Without altering anything, output the material below.

[Recorded data]
————

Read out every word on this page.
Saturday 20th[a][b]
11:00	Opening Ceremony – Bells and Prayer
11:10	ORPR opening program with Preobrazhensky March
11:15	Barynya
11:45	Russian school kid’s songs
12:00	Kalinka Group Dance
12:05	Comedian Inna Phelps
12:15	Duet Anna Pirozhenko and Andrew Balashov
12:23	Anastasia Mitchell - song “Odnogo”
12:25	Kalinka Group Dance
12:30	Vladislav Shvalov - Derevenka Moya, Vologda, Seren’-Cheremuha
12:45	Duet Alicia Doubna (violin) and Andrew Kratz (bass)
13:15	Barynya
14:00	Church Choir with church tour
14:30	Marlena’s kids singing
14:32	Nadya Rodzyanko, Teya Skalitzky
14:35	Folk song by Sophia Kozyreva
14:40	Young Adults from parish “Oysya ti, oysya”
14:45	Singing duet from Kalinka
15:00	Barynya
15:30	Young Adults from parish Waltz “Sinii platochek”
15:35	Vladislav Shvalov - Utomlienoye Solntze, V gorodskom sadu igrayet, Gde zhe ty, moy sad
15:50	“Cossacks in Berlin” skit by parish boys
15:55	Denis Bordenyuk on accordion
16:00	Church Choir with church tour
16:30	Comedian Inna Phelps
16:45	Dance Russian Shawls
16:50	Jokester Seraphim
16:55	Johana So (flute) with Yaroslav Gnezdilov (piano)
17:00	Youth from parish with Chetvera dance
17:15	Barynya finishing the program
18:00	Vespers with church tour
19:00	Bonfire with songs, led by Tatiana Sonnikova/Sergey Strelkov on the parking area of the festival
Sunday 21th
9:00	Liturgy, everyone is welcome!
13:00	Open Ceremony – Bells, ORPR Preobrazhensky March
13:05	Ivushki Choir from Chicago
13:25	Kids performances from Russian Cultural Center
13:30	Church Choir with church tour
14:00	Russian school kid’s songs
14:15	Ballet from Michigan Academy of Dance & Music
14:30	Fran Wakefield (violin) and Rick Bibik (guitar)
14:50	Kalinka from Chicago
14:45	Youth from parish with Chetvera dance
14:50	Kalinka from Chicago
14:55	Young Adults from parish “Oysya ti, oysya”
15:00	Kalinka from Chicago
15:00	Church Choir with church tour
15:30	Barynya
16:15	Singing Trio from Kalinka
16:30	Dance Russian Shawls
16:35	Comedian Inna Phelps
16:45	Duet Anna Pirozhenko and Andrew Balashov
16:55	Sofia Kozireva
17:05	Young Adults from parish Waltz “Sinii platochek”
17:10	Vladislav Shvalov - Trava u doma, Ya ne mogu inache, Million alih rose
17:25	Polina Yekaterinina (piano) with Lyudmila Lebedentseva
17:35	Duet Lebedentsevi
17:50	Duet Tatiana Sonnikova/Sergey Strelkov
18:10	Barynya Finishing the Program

————

Written solution:
Read out every word on this page.
Saturday 20th[a][b]
11:00	Opening Ceremony – Bells and Prayer
11:10	ORPR opening program with Preobrazhensky March
11:15	Barynya
11:45	Russian school kid’s songs
12:00	Kalinka Group Dance
12:05	Comedian Inna Phelps
12:15	Duet Anna Pirozhenko and Andrew Balashov
12:23	Anastasia Mitchell - song “Odnogo”
12:25	Kalinka Group Dance
12:30	Vladislav Shvalov - Derevenka Moya, Vologda, Seren’-Cheremuha
12:45	Duet Alicia Doubna (violin) and Andrew Kratz (bass)
13:15	Barynya
14:00	Church Choir with church tour
14:30	Marlena’s kids singing
14:32	Nadya Rodzyanko, Teya Skalitzky
14:35	Folk song by Sophia Kozyreva
14:40	Young Adults from parish “Oysya ti, oysya”
14:45	Singing duet from Kalinka
15:00	Barynya
15:30	Young Adults from parish Waltz “Sinii platochek”
15:35	Vladislav Shvalov - Utomlienoye Solntze, V gorodskom sadu igrayet, Gde zhe ty, moy sad
15:50	“Cossacks in Berlin” skit by parish boys
15:55	Denis Bordenyuk on accordion
16:00	Church Choir with church tour
16:30	Comedian Inna Phelps
16:45	Dance Russian Shawls
16:50	Jokester Seraphim
16:55	Johana So (flute) with Yaroslav Gnezdilov (piano)
17:00	Youth from parish with Chetvera dance
17:15	Barynya finishing the program
18:00	Vespers with church tour
19:00	Bonfire with songs, led by Tatiana Sonnikova/Sergey Strelkov on the parking area of the festival
Sunday 21th
9:00	Liturgy, everyone is welcome!
13:00	Open Ceremony – Bells, ORPR Preobrazhensky March
13:05	Ivushki Choir from Chicago
13:25	Kids performances from Russian Cultural Center
13:30	Church Choir with church tour
14:00	Russian school kid’s songs
14:15	Ballet from Michigan Academy of Dance & Music
14:30	Fran Wakefield (violin) and Rick Bibik (guitar)
14:50	Kalinka from Chicago
14:45	Youth from parish with Chetvera dance
14:50	Kalinka from Chicago
14:55	Young Adults from parish “Oysya ti, oysya”
15:00	Kalinka from Chicago
15:00	Church Choir with church tour
15:30	Barynya
16:15	Singing Trio from Kalinka
16:30	Dance Russian Shawls
16:35	Comedian Inna Phelps
16:45	Duet Anna Pirozhenko and Andrew Balashov
16:55	Sofia Kozireva
17:05	Young Adults from parish Waltz “Sinii platochek”
17:10	Vladislav Shvalov - Trava u doma, Ya ne mogu inache, Million alih rose
17:25	Polina Yekaterinina (piano) with Lyudmila Lebedentseva
17:35	Duet Lebedentsevi
17:50	Duet Tatiana Sonnikova/Sergey Strelkov
18:10	Barynya Finishing the Program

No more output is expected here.